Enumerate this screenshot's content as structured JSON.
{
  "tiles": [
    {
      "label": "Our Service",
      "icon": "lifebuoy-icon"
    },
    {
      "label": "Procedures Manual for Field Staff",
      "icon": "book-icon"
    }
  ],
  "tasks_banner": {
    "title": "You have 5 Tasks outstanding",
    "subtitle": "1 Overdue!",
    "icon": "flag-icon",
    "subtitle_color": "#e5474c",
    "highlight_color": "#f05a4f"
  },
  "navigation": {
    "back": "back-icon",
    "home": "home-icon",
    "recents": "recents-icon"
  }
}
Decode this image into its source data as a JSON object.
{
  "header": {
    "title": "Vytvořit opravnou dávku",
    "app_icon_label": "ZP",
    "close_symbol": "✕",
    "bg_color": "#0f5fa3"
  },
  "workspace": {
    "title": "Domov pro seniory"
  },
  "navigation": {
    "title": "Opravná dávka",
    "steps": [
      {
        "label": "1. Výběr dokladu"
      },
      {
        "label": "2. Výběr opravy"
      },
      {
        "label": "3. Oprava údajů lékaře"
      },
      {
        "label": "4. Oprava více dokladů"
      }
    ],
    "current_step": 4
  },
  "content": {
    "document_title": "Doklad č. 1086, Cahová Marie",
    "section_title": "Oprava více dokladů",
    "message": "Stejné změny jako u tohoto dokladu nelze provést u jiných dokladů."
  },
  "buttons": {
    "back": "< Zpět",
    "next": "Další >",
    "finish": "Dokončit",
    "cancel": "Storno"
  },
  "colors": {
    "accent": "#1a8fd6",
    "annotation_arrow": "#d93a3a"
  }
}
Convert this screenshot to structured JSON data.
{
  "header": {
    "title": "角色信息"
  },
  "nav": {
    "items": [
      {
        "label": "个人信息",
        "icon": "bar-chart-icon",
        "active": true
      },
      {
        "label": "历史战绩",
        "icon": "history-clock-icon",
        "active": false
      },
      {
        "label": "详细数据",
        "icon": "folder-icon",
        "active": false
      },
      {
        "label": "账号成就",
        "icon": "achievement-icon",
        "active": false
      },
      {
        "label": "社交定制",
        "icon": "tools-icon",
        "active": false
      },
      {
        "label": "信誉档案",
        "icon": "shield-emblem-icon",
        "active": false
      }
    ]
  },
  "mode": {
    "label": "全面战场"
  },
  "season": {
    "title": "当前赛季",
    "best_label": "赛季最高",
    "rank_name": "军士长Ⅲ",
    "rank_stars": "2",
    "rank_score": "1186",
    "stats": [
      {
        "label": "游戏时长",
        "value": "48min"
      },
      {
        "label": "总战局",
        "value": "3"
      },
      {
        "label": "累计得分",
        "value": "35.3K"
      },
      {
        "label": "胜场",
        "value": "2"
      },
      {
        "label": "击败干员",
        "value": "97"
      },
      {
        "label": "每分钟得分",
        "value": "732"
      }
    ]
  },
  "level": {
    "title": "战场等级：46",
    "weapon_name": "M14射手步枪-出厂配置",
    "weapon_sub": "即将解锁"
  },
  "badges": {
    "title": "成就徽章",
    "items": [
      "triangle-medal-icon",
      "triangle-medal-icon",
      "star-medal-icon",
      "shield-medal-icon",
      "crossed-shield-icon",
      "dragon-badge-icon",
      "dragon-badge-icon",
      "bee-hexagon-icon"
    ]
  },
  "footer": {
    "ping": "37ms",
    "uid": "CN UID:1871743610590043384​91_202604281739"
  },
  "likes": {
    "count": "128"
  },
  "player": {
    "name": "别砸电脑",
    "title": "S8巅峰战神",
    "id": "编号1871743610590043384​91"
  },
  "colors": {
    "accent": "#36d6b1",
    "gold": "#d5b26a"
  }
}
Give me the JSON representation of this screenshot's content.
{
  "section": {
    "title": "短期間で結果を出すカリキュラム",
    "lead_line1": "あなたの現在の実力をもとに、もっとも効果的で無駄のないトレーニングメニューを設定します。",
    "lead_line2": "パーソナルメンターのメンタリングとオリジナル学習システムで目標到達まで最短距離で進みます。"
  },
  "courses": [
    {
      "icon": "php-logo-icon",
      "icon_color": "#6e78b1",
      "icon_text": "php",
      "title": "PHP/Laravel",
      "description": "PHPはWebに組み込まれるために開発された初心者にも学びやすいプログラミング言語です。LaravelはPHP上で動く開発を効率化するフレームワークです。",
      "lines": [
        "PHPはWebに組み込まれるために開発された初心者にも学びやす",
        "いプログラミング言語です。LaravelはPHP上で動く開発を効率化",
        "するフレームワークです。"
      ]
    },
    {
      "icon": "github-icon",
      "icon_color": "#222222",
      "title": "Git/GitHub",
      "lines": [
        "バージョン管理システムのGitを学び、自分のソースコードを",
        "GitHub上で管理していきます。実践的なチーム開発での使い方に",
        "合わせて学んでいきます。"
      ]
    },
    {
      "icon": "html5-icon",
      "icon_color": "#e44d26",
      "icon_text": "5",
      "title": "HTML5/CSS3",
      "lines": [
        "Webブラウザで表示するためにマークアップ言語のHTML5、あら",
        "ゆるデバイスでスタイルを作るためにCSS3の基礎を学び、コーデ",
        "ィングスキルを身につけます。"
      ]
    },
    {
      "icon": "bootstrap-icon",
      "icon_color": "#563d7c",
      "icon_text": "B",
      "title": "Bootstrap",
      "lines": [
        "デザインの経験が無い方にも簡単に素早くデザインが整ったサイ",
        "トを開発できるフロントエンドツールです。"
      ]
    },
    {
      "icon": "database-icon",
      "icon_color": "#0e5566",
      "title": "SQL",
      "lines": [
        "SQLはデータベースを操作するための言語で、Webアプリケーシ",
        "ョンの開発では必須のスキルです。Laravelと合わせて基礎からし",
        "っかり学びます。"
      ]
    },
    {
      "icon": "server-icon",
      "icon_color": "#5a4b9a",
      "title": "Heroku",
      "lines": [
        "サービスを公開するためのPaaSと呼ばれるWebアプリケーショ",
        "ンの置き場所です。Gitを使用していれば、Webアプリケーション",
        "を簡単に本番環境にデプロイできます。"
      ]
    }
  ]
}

Task objective
Pick out each line above that includes "shield" and show it.

Problem solution
        "icon": "shield-emblem-icon",
      "shield-medal-icon",
      "crossed-shield-icon",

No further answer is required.